## [THE REQUEST]
Count every line of the listing where the string "pasu" occurs, and reply with the count alone.

[Items from a data source]
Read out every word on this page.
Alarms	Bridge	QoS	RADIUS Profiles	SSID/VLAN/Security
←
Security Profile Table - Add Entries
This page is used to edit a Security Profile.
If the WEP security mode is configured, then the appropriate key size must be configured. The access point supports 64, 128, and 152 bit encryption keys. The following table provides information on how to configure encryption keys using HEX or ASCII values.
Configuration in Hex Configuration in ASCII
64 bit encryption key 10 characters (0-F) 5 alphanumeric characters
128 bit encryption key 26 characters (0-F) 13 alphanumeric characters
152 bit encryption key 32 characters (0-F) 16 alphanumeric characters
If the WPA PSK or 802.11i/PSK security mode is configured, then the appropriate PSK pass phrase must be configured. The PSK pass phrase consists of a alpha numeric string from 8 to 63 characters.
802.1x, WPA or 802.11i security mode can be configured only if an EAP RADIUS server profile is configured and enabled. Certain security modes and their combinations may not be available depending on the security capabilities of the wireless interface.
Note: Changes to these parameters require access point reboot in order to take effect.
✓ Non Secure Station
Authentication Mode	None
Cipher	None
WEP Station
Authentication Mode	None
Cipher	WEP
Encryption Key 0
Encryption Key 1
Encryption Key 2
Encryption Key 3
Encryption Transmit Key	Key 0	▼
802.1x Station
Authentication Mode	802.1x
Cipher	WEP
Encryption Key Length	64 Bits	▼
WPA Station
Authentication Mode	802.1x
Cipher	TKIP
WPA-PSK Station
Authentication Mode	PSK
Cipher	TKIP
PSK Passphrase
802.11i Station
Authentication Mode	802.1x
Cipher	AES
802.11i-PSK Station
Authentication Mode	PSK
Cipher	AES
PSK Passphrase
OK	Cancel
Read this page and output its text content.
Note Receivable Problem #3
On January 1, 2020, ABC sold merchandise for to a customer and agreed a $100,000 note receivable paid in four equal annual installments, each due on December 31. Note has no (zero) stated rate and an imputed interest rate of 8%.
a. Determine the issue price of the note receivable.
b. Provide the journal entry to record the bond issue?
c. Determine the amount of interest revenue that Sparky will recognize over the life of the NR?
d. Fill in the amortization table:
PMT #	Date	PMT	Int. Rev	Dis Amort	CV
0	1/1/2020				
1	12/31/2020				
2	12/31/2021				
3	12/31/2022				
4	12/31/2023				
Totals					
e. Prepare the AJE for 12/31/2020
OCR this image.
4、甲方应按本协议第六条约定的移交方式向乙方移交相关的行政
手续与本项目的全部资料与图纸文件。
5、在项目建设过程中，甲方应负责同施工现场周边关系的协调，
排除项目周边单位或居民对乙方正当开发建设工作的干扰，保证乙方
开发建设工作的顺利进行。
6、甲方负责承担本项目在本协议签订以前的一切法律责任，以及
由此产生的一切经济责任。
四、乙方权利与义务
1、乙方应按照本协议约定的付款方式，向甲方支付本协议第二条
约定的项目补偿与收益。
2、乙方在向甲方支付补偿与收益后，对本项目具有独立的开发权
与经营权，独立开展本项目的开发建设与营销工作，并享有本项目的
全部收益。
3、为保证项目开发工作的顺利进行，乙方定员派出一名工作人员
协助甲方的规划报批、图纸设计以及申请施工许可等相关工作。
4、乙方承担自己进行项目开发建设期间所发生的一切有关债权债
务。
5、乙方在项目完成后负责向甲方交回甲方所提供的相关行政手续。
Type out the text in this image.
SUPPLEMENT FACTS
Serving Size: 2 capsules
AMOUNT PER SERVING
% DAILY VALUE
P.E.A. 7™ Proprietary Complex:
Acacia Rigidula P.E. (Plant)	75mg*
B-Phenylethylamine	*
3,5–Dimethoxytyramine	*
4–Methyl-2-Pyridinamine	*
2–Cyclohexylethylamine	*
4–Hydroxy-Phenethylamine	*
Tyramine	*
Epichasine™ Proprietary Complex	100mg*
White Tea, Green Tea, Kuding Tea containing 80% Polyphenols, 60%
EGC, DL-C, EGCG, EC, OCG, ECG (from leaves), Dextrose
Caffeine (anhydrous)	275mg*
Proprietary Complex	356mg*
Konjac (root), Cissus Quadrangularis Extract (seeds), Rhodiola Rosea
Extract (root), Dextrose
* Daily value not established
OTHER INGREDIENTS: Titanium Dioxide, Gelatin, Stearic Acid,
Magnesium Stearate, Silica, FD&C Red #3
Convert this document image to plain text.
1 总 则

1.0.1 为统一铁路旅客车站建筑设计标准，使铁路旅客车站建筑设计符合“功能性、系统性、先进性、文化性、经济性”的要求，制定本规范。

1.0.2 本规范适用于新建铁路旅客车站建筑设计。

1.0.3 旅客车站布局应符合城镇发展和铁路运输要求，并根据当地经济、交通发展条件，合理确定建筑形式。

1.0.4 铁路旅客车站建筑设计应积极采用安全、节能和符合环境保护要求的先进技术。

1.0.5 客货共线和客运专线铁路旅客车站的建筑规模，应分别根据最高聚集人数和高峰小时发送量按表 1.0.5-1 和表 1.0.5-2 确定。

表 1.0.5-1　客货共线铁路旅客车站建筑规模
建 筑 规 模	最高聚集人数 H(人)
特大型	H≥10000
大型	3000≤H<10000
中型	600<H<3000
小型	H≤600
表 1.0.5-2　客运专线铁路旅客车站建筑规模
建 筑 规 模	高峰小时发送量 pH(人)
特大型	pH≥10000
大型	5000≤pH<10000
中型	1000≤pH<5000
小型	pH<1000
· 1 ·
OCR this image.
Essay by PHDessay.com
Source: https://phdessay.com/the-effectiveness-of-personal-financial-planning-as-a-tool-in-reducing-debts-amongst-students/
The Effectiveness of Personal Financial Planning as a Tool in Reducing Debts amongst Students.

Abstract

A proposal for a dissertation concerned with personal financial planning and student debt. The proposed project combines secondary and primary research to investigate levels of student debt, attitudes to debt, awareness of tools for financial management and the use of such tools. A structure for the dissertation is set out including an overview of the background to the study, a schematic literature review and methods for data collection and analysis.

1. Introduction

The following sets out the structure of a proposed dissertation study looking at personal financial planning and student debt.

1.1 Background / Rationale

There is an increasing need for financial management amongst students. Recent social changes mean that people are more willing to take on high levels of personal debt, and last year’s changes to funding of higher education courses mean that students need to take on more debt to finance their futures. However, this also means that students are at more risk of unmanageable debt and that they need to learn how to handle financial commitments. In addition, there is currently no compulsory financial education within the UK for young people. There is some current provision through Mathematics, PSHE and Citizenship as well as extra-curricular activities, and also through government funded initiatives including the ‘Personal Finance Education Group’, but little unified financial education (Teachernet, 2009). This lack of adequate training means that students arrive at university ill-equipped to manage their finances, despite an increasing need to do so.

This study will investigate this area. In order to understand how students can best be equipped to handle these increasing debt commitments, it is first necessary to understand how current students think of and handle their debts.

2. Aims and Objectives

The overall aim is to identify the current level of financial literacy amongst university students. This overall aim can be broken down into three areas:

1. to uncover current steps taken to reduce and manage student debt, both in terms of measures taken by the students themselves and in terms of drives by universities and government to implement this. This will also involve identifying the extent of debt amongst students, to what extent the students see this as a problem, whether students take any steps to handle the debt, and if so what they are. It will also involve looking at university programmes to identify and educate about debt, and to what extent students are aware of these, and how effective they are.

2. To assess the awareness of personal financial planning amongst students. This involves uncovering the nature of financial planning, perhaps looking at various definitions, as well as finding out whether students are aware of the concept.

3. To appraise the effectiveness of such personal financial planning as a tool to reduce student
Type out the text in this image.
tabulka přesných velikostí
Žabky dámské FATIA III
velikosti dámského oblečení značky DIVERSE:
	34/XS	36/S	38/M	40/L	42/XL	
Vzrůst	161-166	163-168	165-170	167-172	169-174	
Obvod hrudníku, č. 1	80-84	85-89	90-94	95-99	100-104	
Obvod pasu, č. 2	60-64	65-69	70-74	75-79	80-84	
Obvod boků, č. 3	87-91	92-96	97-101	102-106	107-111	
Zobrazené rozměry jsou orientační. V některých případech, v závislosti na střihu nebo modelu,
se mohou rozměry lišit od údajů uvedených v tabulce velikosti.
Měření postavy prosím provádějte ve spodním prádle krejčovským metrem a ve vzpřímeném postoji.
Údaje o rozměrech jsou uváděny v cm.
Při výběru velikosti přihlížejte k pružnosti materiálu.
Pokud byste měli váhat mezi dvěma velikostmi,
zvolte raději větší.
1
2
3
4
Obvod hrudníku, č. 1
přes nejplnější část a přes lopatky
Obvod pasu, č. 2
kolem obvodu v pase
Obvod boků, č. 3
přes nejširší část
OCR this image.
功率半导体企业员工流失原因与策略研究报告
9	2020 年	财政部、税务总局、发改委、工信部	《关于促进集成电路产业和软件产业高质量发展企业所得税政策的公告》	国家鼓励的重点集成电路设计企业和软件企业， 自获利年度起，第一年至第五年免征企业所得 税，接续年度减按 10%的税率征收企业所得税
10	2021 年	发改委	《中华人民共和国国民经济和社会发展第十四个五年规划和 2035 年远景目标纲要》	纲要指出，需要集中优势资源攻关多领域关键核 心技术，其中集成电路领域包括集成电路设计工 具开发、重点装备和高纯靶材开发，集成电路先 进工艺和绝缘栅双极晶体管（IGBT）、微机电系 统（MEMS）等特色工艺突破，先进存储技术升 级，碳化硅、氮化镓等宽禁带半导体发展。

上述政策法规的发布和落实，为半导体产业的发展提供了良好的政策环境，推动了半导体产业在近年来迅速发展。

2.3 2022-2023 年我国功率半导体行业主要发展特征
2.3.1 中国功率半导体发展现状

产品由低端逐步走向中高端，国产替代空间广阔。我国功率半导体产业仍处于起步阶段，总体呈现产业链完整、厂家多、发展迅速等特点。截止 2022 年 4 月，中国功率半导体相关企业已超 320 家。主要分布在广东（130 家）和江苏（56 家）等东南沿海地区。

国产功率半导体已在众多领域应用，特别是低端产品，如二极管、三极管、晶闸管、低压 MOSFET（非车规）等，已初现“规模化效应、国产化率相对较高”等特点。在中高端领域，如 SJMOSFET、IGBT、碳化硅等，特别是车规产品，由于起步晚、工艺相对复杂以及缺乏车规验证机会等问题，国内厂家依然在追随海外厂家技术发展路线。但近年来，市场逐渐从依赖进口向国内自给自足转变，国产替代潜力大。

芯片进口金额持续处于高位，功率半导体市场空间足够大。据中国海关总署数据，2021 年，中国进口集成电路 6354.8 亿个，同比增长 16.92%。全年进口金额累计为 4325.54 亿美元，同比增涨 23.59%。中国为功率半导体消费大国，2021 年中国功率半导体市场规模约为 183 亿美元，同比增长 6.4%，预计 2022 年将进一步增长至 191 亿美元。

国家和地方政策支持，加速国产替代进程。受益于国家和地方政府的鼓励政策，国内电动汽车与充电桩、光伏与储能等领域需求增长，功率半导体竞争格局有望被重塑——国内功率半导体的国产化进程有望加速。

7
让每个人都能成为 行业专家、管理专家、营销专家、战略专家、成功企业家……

## [RESULT]
2